- DATASET ROWS
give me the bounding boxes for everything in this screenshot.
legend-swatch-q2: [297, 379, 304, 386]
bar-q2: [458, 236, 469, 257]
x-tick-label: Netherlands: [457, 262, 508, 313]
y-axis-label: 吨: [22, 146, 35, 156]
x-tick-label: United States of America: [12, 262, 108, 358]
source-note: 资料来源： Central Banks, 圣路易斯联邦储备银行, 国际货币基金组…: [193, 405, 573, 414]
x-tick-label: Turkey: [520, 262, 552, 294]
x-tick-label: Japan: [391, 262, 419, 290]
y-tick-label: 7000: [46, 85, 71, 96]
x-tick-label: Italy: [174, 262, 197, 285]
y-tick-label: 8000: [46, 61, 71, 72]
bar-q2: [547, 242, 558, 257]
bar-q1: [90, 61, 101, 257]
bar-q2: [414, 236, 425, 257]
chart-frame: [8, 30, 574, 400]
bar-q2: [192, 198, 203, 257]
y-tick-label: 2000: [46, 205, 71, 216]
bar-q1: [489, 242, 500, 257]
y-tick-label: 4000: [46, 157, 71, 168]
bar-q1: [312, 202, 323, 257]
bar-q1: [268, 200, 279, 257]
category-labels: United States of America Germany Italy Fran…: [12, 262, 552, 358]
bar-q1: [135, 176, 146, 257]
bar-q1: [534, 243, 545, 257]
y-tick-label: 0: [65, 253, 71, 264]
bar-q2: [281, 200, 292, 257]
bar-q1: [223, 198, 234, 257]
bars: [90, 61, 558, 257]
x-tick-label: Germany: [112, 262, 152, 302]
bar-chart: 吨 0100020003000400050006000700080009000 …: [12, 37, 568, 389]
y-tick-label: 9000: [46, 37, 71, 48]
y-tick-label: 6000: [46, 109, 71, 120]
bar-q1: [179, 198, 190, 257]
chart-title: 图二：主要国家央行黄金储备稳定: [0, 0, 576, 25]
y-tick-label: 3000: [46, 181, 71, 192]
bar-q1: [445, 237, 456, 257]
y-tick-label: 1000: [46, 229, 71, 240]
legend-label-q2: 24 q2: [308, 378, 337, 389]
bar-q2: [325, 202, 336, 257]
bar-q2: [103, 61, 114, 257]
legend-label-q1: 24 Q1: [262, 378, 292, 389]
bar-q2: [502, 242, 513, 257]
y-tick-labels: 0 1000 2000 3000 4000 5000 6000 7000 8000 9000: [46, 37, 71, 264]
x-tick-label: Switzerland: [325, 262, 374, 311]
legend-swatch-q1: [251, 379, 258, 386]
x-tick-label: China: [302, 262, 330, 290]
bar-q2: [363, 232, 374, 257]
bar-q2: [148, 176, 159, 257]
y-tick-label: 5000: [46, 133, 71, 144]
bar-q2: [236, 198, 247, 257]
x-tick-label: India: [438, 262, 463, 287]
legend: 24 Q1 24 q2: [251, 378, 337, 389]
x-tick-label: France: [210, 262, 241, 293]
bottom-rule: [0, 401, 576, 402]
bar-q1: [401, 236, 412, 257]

- GOAL
Report how many lines in the entries above contain the string "America", giving only the number.

- TASK ANSWER
2